> Task description
Reproduce the listing below in full and without alteration, apart from its pictures.

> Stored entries
══════════

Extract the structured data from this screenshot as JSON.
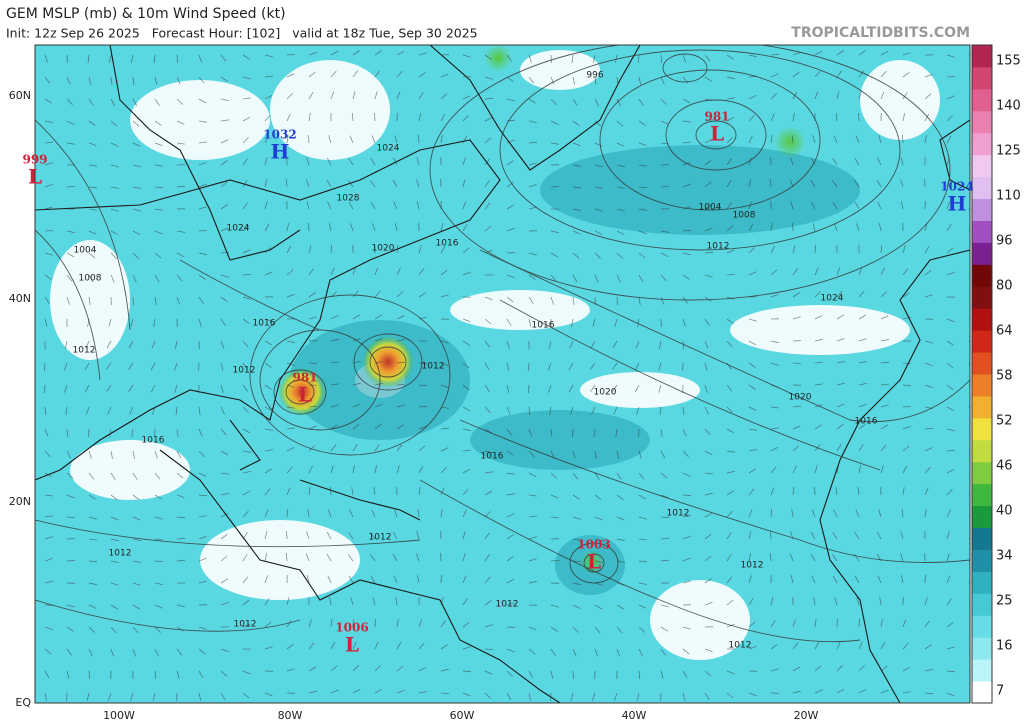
{
  "header": {
    "title": "GEM MSLP (mb) & 10m Wind Speed (kt)",
    "subtitle": "Init: 12z Sep 26 2025   Forecast Hour: [102]   valid at 18z Tue, Sep 30 2025",
    "site": "TROPICALTIDBITS.COM"
  },
  "latitude_labels": [
    "60N",
    "40N",
    "20N",
    "EQ"
  ],
  "longitude_labels": [
    "100W",
    "80W",
    "60W",
    "40W",
    "20W"
  ],
  "colorbar": {
    "labels": [
      155,
      140,
      125,
      110,
      96,
      80,
      64,
      58,
      52,
      46,
      40,
      34,
      25,
      16,
      7
    ]
  },
  "pressure_centers": [
    {
      "type": "L",
      "value": 999
    },
    {
      "type": "H",
      "value": 1032
    },
    {
      "type": "L",
      "value": 981
    },
    {
      "type": "L",
      "value": 981
    },
    {
      "type": "H",
      "value": 1024
    },
    {
      "type": "L",
      "value": 1003
    },
    {
      "type": "L",
      "value": 1006
    }
  ],
  "isobar_labels": [
    "1024",
    "1028",
    "1024",
    "1020",
    "1016",
    "1016",
    "1012",
    "1012",
    "1008",
    "1004",
    "1012",
    "1016",
    "1016",
    "1020",
    "1020",
    "1016",
    "1012",
    "1012",
    "1012",
    "1012",
    "1012",
    "1008",
    "1004",
    "1012",
    "1024",
    "996",
    "1016",
    "1012",
    "1012"
  ]
}
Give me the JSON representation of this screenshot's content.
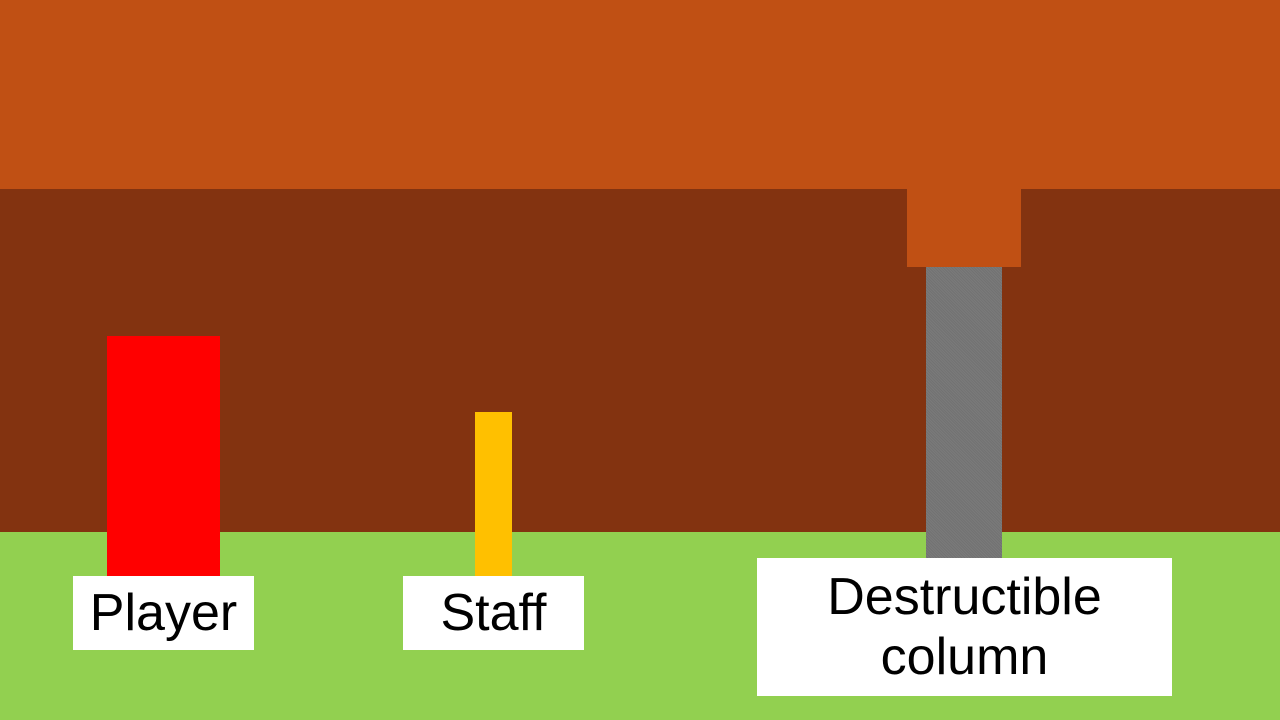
{
  "scene": {
    "colors": {
      "ceiling": "#c05014",
      "wall": "#833310",
      "ground": "#92d050",
      "player": "#ff0000",
      "staff": "#ffc000",
      "column": "#767676",
      "label_bg": "#ffffff",
      "label_text": "#000000"
    },
    "labels": {
      "player": "Player",
      "staff": "Staff",
      "column_line1": "Destructible",
      "column_line2": "column"
    }
  }
}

══════════

> Worked solution
Extract the structured data from this screenshot as JSON.
{
  "header": {
    "title": "GEM MSLP (mb) & 10m Wind Speed (kt)",
    "subtitle": "Init: 12z Sep 26 2025   Forecast Hour: [102]   valid at 18z Tue, Sep 30 2025",
    "site": "TROPICALTIDBITS.COM"
  },
  "latitude_labels": [
    "60N",
    "40N",
    "20N",
    "EQ"
  ],
  "longitude_labels": [
    "100W",
    "80W",
    "60W",
    "40W",
    "20W"
  ],
  "colorbar": {
    "labels": [
      155,
      140,
      125,
      110,
      96,
      80,
      64,
      58,
      52,
      46,
      40,
      34,
      25,
      16,
      7
    ]
  },
  "pressure_centers": [
    {
      "type": "L",
      "value": 999
    },
    {
      "type": "H",
      "value": 1032
    },
    {
      "type": "L",
      "value": 981
    },
    {
      "type": "L",
      "value": 981
    },
    {
      "type": "H",
      "value": 1024
    },
    {
      "type": "L",
      "value": 1003
    },
    {
      "type": "L",
      "value": 1006
    }
  ],
  "isobar_labels": [
    "1024",
    "1028",
    "1024",
    "1020",
    "1016",
    "1016",
    "1012",
    "1012",
    "1008",
    "1004",
    "1012",
    "1016",
    "1016",
    "1020",
    "1020",
    "1016",
    "1012",
    "1012",
    "1012",
    "1012",
    "1012",
    "1008",
    "1004",
    "1012",
    "1024",
    "996",
    "1016",
    "1012",
    "1012"
  ]
}
Give me the JSON representation of this screenshot's content.
{
  "scene": {
    "colors": {
      "ceiling": "#c05014",
      "wall": "#833310",
      "ground": "#92d050",
      "player": "#ff0000",
      "staff": "#ffc000",
      "column": "#767676",
      "label_bg": "#ffffff",
      "label_text": "#000000"
    },
    "labels": {
      "player": "Player",
      "staff": "Staff",
      "column_line1": "Destructible",
      "column_line2": "column"
    }
  }
}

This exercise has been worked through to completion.